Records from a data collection
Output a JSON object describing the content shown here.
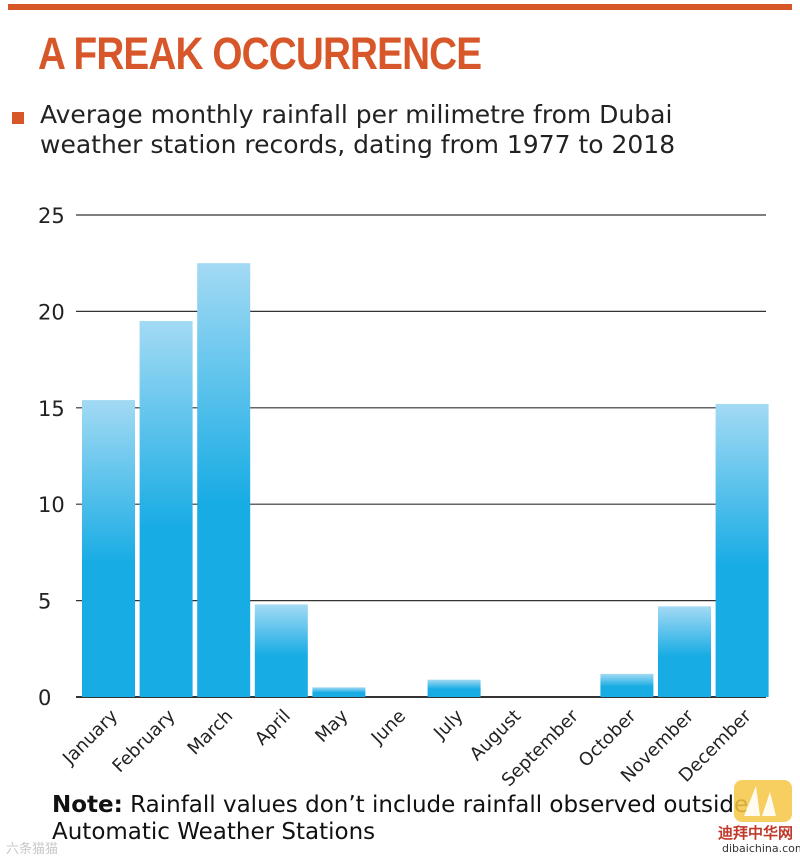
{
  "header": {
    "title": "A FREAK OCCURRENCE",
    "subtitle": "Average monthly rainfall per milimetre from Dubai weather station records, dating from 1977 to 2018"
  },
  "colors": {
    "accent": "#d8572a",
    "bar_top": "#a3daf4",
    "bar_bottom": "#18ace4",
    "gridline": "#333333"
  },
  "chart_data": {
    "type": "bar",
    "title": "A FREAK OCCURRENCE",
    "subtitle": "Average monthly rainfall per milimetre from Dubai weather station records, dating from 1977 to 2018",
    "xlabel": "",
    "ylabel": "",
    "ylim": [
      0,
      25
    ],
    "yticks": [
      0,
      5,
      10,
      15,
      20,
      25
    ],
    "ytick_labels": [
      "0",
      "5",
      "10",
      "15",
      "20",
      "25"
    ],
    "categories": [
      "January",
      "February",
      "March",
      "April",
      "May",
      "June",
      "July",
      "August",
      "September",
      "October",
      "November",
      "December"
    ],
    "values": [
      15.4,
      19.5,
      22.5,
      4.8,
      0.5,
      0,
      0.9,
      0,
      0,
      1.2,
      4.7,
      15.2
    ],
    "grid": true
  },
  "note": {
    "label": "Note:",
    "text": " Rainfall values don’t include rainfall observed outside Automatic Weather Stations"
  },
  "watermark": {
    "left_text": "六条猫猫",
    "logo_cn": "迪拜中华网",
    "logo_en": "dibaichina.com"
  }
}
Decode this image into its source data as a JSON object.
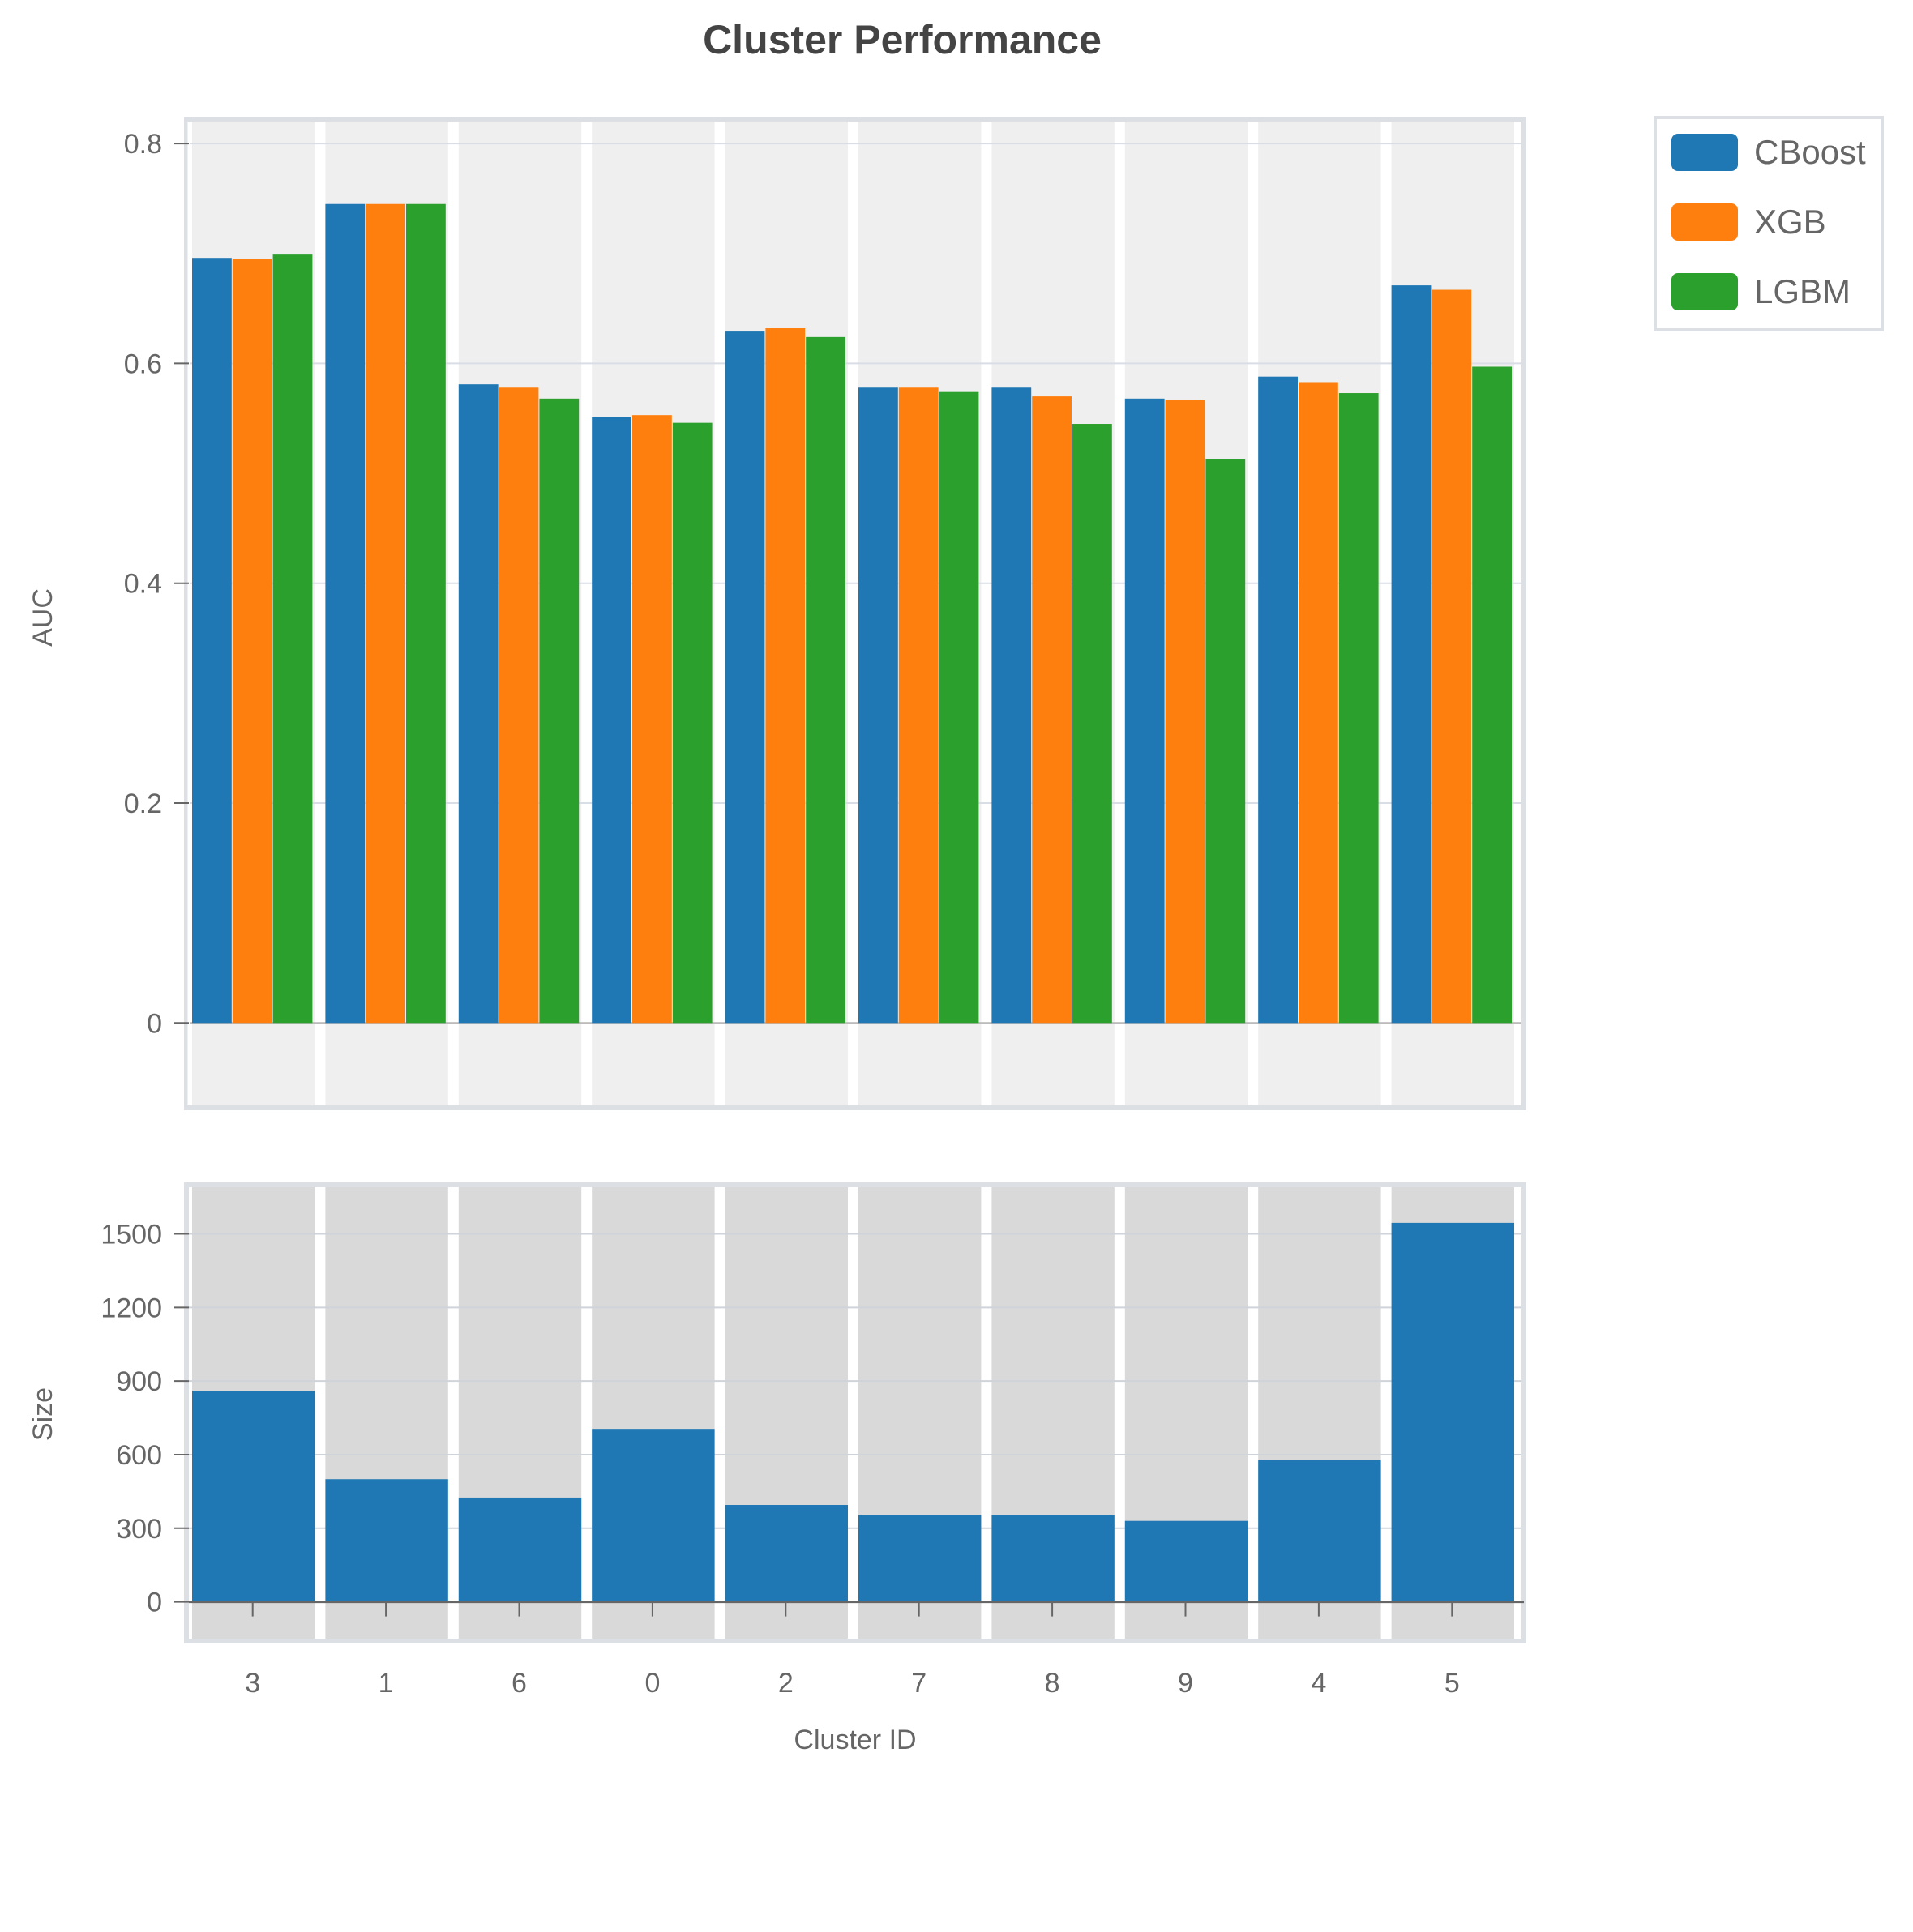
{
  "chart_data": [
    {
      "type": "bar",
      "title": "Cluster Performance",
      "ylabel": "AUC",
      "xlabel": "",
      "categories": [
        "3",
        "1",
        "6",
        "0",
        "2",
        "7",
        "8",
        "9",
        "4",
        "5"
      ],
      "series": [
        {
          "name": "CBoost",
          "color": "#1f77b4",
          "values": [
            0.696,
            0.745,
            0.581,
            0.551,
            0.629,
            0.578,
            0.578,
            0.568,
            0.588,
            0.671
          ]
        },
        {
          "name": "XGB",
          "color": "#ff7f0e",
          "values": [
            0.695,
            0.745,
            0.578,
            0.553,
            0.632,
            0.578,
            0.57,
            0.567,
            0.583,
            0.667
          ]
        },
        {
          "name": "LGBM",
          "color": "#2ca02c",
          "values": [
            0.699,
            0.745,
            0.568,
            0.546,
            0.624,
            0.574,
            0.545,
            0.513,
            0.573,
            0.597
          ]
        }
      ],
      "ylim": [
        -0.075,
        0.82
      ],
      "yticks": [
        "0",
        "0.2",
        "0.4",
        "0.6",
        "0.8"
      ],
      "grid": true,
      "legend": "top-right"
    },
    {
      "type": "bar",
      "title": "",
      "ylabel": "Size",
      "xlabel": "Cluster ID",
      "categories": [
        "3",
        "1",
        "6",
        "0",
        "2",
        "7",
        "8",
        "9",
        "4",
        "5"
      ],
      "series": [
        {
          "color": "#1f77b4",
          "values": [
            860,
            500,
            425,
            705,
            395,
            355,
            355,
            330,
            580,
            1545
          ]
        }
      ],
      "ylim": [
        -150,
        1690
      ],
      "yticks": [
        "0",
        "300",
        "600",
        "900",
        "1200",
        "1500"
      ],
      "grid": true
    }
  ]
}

▸ **AIM**
Would you return the data exactly as written, without the pictures?

▸ **COMPLETE RESPONSE**
Output a JSON object describing the content shown here.
{
  "header": {
    "title": "A FREAK OCCURRENCE",
    "subtitle": "Average monthly rainfall per milimetre from Dubai weather station records, dating from 1977 to 2018"
  },
  "colors": {
    "accent": "#d8572a",
    "bar_top": "#a3daf4",
    "bar_bottom": "#18ace4",
    "gridline": "#333333"
  },
  "chart_data": {
    "type": "bar",
    "title": "A FREAK OCCURRENCE",
    "subtitle": "Average monthly rainfall per milimetre from Dubai weather station records, dating from 1977 to 2018",
    "xlabel": "",
    "ylabel": "",
    "ylim": [
      0,
      25
    ],
    "yticks": [
      0,
      5,
      10,
      15,
      20,
      25
    ],
    "ytick_labels": [
      "0",
      "5",
      "10",
      "15",
      "20",
      "25"
    ],
    "categories": [
      "January",
      "February",
      "March",
      "April",
      "May",
      "June",
      "July",
      "August",
      "September",
      "October",
      "November",
      "December"
    ],
    "values": [
      15.4,
      19.5,
      22.5,
      4.8,
      0.5,
      0,
      0.9,
      0,
      0,
      1.2,
      4.7,
      15.2
    ],
    "grid": true
  },
  "note": {
    "label": "Note:",
    "text": " Rainfall values don’t include rainfall observed outside Automatic Weather Stations"
  },
  "watermark": {
    "left_text": "六条猫猫",
    "logo_cn": "迪拜中华网",
    "logo_en": "dibaichina.com"
  }
}
Decode this image into its source data as a JSON object.
{
  "chart_data": [
    {
      "type": "bar",
      "title": "Cluster Performance",
      "ylabel": "AUC",
      "xlabel": "",
      "categories": [
        "3",
        "1",
        "6",
        "0",
        "2",
        "7",
        "8",
        "9",
        "4",
        "5"
      ],
      "series": [
        {
          "name": "CBoost",
          "color": "#1f77b4",
          "values": [
            0.696,
            0.745,
            0.581,
            0.551,
            0.629,
            0.578,
            0.578,
            0.568,
            0.588,
            0.671
          ]
        },
        {
          "name": "XGB",
          "color": "#ff7f0e",
          "values": [
            0.695,
            0.745,
            0.578,
            0.553,
            0.632,
            0.578,
            0.57,
            0.567,
            0.583,
            0.667
          ]
        },
        {
          "name": "LGBM",
          "color": "#2ca02c",
          "values": [
            0.699,
            0.745,
            0.568,
            0.546,
            0.624,
            0.574,
            0.545,
            0.513,
            0.573,
            0.597
          ]
        }
      ],
      "ylim": [
        -0.075,
        0.82
      ],
      "yticks": [
        "0",
        "0.2",
        "0.4",
        "0.6",
        "0.8"
      ],
      "grid": true,
      "legend": "top-right"
    },
    {
      "type": "bar",
      "title": "",
      "ylabel": "Size",
      "xlabel": "Cluster ID",
      "categories": [
        "3",
        "1",
        "6",
        "0",
        "2",
        "7",
        "8",
        "9",
        "4",
        "5"
      ],
      "series": [
        {
          "color": "#1f77b4",
          "values": [
            860,
            500,
            425,
            705,
            395,
            355,
            355,
            330,
            580,
            1545
          ]
        }
      ],
      "ylim": [
        -150,
        1690
      ],
      "yticks": [
        "0",
        "300",
        "600",
        "900",
        "1200",
        "1500"
      ],
      "grid": true
    }
  ]
}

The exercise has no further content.